◆ TASK OBJECTIVE: Would you retype, word for word, the line with "Read this page and output its text content." and every line after it through the end of the records below?

A block of data

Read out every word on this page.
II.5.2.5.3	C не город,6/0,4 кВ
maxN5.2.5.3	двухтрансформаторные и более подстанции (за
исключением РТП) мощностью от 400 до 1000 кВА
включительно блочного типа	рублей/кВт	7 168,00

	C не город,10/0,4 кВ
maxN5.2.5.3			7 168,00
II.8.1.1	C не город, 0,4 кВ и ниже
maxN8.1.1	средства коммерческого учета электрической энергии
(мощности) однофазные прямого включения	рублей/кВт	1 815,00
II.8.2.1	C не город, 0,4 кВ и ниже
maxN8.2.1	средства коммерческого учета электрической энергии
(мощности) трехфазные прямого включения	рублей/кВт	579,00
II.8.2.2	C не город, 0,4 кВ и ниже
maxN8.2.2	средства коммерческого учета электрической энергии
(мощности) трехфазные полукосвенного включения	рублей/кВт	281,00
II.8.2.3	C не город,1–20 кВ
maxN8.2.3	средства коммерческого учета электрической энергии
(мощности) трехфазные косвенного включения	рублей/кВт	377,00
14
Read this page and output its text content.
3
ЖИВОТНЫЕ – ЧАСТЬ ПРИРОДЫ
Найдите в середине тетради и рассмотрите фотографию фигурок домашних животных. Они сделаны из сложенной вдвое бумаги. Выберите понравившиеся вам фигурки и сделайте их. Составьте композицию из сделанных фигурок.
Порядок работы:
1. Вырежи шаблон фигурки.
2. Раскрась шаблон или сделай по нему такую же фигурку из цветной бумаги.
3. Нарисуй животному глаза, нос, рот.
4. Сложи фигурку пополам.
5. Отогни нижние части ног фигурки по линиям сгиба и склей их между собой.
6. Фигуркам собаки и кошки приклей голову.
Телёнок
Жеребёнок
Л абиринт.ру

◆ TASK RESULT:
Read this page and output its text content.
3
ЖИВОТНЫЕ – ЧАСТЬ ПРИРОДЫ
Найдите в середине тетради и рассмотрите фотографию фигурок домашних животных. Они сделаны из сложенной вдвое бумаги. Выберите понравившиеся вам фигурки и сделайте их. Составьте композицию из сделанных фигурок.
Порядок работы:
1. Вырежи шаблон фигурки.
2. Раскрась шаблон или сделай по нему такую же фигурку из цветной бумаги.
3. Нарисуй животному глаза, нос, рот.
4. Сложи фигурку пополам.
5. Отогни нижние части ног фигурки по линиям сгиба и склей их между собой.
6. Фигуркам собаки и кошки приклей голову.
Телёнок
Жеребёнок
Л абиринт.ру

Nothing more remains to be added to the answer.